Source extract:

☆ ☆ ☆ ☆

Hence the program of screening could be restricted to cover a population at known higher risk of developing cancer at a given site. For example, workers in the dye industries could be specifically screened for urinary bladder cancers, workers in the asbestos industry for bronchogenic carcinoma, men who chew or smoke tobacco for oral, pharyngeal, laryngeal and lung cancers, women at known risk for breast and uterine cervix cancers. Details of some of the screening programs for common cancers are given below:
 
Uterine Cervix
Mass screening in its truest sense has been employed in a number of countries for the detection of early cervical cancer. In certain parts of the United States, UK, Europe, Canada and the USSR, most women above the age of 25 years voluntarily undergo a yearly or two-yearly “Pap” test. Many such countries have demonstrated a 50% drop in the mortality from cervical cancer. As a result of such mass screening of apparently healthy women, the proportion of carcinoma-in situ (of the uterine cervix) have risen sharply and that of invasive carcinoma has fallen proportionately.
In India, large-scale mass cytological screening is not a feasible proposition economically. Hence the screening program has been restricted to those patients who voluntarily report for such tests. The Indian Academy of Cytology is making effort to have the Pap test included in the gynaecological examination of women who report to Primary Health Centres for advice on family planning.
 
Breast
Mammography, coupled with clinical examination, is today being employed for the early detection of breast cancer. A yearly mammogram of all the adult (normal) female population is not recommended, because of the radiation hazard. In most countries, therefore, this test is confined to women above the age of 45. However, self-examination is inexpensive and women should be educated to adopt this simple screening measure. Mammography should however be undertaken whenever indicated, e.g. in those women who report with complaints referred to the breast, where the diagnosis remains doubtful and in those who belong to known high-risk groups in the 33population. The American Cancer Society's experience in this regard is worth noting. Low-dose units for mammography may lead to more universal use of this efficient detection technique.
 
Oral Cavity and Oropharynx
The oral cavity can be inspected easily. Dentists and physicians should not spare any efforts to locate precancerous lesions such as the leukoplakias, erythroplakia, submucous fibrosis or early non-healing ulcers.
 
Prostate
Wide spread use of PSA testing above the age of 50 years is bringing patients with localised disease more often and posing a new problems to handle patients with borderline findings. This issue is discussed in the chapter dealing with prostate cancer.
The efforts have made significant inroad to improve the survival and the future is hopeful.6163 We need similar efforts in India by taking note of those already made in the other countries.

☆ ☆ ☆ ☆

Dataset entries:

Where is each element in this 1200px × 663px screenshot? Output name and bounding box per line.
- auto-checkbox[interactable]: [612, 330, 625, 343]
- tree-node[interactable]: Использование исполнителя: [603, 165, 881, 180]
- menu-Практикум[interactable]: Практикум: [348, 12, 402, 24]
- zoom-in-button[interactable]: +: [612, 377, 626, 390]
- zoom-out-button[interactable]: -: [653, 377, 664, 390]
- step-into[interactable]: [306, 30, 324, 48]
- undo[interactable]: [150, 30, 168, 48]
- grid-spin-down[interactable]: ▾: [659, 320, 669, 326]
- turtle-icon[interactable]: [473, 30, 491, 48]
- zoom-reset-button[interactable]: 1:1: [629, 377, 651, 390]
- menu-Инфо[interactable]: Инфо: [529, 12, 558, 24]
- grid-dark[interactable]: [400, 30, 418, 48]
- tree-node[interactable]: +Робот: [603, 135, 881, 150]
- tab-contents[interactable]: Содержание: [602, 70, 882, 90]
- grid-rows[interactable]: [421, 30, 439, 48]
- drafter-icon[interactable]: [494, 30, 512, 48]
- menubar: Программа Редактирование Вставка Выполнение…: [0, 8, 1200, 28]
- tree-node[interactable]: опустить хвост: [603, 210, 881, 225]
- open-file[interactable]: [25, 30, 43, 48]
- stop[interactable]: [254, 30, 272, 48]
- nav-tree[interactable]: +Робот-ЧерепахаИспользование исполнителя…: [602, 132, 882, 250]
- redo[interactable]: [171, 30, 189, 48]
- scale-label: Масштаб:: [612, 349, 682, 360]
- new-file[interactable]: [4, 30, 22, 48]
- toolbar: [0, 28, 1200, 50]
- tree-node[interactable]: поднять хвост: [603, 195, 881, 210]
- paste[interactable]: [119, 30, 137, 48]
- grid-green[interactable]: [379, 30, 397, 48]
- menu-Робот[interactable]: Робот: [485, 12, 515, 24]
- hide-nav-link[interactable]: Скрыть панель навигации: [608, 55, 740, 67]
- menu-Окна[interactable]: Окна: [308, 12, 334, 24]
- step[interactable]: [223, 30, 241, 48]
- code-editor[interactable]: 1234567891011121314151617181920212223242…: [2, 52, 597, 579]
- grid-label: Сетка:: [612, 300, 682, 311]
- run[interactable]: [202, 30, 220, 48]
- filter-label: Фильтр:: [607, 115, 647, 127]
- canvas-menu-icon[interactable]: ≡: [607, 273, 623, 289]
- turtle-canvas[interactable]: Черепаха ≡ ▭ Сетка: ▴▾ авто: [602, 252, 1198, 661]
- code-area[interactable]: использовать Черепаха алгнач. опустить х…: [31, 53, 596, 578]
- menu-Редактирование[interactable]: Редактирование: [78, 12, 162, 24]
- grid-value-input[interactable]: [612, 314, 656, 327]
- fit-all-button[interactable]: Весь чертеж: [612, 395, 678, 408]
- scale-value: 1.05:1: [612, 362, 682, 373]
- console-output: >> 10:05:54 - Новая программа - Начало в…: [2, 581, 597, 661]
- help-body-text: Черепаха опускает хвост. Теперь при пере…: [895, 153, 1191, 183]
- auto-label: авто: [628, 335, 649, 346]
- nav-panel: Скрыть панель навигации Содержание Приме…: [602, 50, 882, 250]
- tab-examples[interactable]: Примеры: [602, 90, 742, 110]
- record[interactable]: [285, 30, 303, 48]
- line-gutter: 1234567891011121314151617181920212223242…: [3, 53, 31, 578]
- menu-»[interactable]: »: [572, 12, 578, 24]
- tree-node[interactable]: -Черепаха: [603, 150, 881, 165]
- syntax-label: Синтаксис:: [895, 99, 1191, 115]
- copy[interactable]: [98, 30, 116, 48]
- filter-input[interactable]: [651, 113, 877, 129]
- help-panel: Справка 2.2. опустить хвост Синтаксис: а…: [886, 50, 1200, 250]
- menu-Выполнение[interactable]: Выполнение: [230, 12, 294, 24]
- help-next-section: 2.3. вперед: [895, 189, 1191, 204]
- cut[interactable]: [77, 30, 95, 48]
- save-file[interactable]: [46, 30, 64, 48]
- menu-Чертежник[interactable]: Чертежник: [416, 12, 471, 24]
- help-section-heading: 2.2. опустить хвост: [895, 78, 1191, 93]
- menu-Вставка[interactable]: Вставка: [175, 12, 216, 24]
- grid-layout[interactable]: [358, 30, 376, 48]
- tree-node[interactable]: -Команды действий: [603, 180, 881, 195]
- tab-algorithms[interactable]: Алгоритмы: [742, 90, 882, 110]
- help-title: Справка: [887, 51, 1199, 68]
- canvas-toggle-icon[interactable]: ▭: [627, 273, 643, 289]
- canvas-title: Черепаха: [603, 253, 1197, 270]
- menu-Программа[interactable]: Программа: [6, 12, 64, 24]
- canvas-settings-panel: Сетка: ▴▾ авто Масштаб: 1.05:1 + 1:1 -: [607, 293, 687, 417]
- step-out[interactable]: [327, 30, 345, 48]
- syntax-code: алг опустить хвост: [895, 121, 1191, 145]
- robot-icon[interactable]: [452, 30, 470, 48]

☆ ☆ ☆ ☆

Copy out the passage of the cancer screening text that begins with the words "Oral Cavity and" and ends with "the other countries.".

Oral Cavity and Oropharynx
The oral cavity can be inspected easily. Dentists and physicians should not spare any efforts to locate precancerous lesions such as the leukoplakias, erythroplakia, submucous fibrosis or early non-healing ulcers.
 
Prostate
Wide spread use of PSA testing above the age of 50 years is bringing patients with localised disease more often and posing a new problems to handle patients with borderline findings. This issue is discussed in the chapter dealing with prostate cancer.
The efforts have made significant inroad to improve the survival and the future is hopeful.6163 We need similar efforts in India by taking note of those already made in the other countries.